> **Data entries**:
============================================================

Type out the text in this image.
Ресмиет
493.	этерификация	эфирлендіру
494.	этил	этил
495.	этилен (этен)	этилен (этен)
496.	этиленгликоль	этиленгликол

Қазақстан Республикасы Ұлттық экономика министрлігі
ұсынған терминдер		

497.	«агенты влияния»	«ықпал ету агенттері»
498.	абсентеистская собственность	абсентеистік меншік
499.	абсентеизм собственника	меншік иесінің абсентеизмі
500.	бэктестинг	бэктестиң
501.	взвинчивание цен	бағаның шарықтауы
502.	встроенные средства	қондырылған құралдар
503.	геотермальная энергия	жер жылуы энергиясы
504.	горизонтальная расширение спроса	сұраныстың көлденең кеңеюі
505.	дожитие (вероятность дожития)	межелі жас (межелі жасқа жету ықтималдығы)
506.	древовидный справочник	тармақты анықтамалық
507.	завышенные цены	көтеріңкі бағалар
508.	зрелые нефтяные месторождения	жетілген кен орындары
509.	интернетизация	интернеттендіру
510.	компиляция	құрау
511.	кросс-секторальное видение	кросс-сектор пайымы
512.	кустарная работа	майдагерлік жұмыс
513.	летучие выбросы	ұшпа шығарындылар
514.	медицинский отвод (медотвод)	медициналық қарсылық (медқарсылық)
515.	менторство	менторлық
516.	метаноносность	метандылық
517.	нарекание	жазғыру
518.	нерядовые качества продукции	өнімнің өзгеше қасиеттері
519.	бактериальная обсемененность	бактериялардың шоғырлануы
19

============================================================

> **Task to carry out**: Look through the entries above and report each line where the string "меншік" occurs.

> **Result**:
498.	абсентеистская собственность	абсентеистік меншік
499.	абсентеизм собственника	меншік иесінің абсентеизмі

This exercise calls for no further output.